**Goal**
Copy out the listing lines starting at the line containing "Patent image size: (605, 693)." and ending at the line containing "The wing 106 is at (386, 223).", substituting "tension gauge assembly" for "tension indicator assembly" and leaving everything else unchanged.

start Data provided

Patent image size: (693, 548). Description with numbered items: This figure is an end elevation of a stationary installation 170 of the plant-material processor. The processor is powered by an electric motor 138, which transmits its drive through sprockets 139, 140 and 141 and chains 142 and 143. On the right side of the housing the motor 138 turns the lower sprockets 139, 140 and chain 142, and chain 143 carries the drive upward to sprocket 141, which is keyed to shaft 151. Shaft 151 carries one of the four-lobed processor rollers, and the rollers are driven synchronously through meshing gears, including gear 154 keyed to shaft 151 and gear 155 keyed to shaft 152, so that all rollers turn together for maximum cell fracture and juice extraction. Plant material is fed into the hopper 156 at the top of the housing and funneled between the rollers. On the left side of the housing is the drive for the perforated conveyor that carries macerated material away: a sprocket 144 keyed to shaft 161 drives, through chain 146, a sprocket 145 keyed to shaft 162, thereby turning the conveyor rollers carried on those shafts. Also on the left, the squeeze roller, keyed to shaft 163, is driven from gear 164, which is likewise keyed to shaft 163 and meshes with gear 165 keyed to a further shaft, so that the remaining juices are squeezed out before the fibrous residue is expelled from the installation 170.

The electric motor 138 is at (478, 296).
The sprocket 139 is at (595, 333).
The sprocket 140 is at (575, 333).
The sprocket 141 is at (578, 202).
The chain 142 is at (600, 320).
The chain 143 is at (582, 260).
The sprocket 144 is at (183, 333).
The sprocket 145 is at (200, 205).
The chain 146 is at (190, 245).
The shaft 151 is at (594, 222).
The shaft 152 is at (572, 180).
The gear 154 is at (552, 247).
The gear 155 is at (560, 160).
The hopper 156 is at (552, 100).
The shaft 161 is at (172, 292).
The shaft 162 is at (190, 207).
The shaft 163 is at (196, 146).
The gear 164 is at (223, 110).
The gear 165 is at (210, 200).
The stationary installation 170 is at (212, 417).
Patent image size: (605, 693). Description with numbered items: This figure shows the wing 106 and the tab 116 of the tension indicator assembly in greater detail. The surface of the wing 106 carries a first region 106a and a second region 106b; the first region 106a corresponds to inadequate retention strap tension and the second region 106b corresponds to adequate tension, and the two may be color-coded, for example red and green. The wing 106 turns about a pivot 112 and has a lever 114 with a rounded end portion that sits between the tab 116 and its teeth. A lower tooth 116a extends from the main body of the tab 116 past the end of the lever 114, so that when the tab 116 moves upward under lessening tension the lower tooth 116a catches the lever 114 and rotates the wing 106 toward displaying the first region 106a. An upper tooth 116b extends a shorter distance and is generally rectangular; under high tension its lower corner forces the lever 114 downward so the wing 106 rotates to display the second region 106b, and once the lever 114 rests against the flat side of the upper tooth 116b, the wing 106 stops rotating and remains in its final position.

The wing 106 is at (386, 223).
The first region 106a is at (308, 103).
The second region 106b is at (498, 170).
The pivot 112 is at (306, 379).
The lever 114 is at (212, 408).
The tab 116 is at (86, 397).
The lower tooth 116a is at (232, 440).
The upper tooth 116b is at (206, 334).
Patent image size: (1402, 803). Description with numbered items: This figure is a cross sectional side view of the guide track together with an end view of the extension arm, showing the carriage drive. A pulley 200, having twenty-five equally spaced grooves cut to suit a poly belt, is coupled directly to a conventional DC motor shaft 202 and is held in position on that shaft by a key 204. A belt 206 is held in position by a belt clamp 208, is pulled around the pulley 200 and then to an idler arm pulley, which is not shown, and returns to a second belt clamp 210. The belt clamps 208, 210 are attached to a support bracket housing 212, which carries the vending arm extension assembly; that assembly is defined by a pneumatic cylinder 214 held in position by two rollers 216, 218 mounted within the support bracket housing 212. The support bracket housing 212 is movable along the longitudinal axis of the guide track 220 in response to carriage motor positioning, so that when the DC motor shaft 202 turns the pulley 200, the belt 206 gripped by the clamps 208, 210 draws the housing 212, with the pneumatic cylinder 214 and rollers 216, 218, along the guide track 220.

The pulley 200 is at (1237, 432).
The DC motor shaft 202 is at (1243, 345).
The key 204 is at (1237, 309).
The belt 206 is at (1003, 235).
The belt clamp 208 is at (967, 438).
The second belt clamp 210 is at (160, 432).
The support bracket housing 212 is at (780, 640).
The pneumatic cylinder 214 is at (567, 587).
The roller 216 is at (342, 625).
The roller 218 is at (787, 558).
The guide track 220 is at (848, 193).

end Data provided

**Worked answer**
Patent image size: (605, 693). Description with numbered items: This figure shows the wing 106 and the tab 116 of the tension gauge assembly in greater detail. The surface of the wing 106 carries a first region 106a and a second region 106b; the first region 106a corresponds to inadequate retention strap tension and the second region 106b corresponds to adequate tension, and the two may be color-coded, for example red and green. The wing 106 turns about a pivot 112 and has a lever 114 with a rounded end portion that sits between the tab 116 and its teeth. A lower tooth 116a extends from the main body of the tab 116 past the end of the lever 114, so that when the tab 116 moves upward under lessening tension the lower tooth 116a catches the lever 114 and rotates the wing 106 toward displaying the first region 106a. An upper tooth 116b extends a shorter distance and is generally rectangular; under high tension its lower corner forces the lever 114 downward so the wing 106 rotates to display the second region 106b, and once the lever 114 rests against the flat side of the upper tooth 116b, the wing 106 stops rotating and remains in its final position.

The wing 106 is at (386, 223).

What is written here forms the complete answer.